SHORT EXERCISE
Go through the data below. Pull out every line that has the word "team".

══ SUPPLIED DATA

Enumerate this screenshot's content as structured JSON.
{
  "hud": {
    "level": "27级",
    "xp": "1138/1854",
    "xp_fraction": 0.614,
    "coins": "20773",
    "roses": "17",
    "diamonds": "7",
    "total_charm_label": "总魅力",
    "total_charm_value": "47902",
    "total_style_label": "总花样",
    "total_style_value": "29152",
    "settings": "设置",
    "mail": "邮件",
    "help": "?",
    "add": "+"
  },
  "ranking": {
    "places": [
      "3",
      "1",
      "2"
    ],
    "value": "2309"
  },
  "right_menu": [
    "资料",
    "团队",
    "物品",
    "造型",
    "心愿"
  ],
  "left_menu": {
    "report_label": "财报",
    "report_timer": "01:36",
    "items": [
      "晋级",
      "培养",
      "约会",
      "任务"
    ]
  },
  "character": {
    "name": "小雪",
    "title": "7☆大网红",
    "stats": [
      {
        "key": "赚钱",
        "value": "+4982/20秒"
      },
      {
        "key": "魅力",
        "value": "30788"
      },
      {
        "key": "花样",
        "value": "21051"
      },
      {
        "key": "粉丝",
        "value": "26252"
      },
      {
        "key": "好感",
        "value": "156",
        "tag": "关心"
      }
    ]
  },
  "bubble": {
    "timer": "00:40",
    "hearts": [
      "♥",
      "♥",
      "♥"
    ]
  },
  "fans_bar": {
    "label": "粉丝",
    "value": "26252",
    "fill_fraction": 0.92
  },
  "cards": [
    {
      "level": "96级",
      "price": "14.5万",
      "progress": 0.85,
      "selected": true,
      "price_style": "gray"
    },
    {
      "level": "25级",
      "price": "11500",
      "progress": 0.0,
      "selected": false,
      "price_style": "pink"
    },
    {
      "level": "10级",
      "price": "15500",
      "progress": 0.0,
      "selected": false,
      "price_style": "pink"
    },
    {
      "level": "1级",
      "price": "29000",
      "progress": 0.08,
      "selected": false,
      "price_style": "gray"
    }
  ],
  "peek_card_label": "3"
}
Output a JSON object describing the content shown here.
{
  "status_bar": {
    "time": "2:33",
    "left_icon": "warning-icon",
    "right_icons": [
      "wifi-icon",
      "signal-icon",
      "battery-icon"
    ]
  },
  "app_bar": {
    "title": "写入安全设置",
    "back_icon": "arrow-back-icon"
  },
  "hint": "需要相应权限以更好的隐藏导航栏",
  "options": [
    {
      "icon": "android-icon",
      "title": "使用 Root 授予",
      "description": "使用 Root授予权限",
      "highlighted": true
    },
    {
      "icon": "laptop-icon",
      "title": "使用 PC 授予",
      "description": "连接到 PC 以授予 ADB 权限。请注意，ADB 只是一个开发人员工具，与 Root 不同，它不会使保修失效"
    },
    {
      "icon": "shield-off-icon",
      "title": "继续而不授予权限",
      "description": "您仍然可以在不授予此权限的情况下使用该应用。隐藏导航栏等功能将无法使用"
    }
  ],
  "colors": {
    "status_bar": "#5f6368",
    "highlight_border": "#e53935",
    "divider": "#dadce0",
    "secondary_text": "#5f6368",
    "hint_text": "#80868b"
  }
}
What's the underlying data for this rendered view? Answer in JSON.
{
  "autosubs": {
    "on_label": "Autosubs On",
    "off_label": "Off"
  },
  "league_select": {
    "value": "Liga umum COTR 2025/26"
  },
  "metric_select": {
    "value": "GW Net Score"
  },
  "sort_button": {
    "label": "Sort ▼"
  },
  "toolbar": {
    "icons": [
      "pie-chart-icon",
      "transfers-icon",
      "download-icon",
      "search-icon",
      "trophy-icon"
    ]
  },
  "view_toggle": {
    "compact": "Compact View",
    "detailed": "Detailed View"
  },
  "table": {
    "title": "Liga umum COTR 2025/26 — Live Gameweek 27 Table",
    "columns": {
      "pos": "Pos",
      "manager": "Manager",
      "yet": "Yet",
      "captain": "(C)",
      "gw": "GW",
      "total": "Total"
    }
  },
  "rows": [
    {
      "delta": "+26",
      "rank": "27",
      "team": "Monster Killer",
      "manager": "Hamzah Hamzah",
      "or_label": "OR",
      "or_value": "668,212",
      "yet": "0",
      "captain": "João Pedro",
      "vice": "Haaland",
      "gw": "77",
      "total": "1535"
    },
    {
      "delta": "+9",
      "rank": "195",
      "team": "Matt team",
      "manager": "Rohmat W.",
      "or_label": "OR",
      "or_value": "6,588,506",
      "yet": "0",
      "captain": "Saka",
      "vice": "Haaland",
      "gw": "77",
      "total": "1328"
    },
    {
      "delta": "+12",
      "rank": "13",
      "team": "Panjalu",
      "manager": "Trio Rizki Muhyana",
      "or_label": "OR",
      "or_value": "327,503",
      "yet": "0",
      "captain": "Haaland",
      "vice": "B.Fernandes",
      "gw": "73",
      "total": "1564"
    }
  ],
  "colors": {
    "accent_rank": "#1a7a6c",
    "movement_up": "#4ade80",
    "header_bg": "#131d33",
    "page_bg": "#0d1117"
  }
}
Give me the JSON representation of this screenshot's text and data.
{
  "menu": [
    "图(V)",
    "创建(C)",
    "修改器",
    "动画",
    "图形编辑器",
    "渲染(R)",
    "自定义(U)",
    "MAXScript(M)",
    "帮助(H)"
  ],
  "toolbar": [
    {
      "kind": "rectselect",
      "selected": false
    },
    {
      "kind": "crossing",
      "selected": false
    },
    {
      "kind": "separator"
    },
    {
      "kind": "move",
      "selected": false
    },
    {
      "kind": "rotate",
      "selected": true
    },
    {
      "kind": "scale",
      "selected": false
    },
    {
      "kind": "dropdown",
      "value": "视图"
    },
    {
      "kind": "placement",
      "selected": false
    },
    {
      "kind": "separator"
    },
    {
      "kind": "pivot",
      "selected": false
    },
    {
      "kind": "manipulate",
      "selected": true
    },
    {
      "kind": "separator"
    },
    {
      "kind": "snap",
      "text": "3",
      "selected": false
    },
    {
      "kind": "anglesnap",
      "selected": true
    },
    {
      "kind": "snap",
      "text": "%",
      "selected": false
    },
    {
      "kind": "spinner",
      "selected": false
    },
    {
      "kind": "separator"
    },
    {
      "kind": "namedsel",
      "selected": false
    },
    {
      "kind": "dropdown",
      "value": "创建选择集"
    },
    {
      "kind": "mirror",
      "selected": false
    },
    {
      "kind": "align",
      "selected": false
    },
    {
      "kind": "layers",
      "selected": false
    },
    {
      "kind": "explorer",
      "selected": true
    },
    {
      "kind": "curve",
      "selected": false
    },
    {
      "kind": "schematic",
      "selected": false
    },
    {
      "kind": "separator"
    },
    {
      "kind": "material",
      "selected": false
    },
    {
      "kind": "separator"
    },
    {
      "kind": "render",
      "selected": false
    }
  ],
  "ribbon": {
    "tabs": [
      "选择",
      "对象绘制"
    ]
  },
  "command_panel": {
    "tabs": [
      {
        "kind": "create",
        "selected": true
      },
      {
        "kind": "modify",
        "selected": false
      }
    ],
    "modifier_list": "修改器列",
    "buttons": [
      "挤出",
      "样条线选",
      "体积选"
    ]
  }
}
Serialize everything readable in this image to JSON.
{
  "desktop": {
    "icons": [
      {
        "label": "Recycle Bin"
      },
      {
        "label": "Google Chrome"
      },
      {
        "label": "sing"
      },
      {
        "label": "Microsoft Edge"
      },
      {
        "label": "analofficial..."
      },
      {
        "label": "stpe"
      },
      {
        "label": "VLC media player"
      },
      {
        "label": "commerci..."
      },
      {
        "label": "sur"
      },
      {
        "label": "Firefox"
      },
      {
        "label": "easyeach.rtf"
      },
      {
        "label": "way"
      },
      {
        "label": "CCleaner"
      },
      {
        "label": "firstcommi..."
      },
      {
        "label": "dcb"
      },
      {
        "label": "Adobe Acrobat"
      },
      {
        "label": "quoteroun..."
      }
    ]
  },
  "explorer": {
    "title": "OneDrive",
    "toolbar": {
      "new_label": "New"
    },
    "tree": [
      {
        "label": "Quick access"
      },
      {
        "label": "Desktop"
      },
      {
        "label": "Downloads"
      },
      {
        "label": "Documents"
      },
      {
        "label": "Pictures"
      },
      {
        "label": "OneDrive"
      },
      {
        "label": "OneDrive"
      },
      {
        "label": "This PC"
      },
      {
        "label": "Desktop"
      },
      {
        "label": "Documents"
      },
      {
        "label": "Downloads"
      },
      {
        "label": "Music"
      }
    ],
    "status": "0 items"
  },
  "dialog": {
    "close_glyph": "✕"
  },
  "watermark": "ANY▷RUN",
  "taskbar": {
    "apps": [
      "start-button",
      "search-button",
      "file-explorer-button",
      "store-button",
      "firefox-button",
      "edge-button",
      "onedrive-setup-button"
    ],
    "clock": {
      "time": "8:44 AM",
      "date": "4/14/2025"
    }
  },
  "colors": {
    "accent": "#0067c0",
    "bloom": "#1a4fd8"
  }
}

════

PROBLEM SOLUTION
      "team": "Monster Killer",
      "team": "Matt team",
      "team": "Panjalu",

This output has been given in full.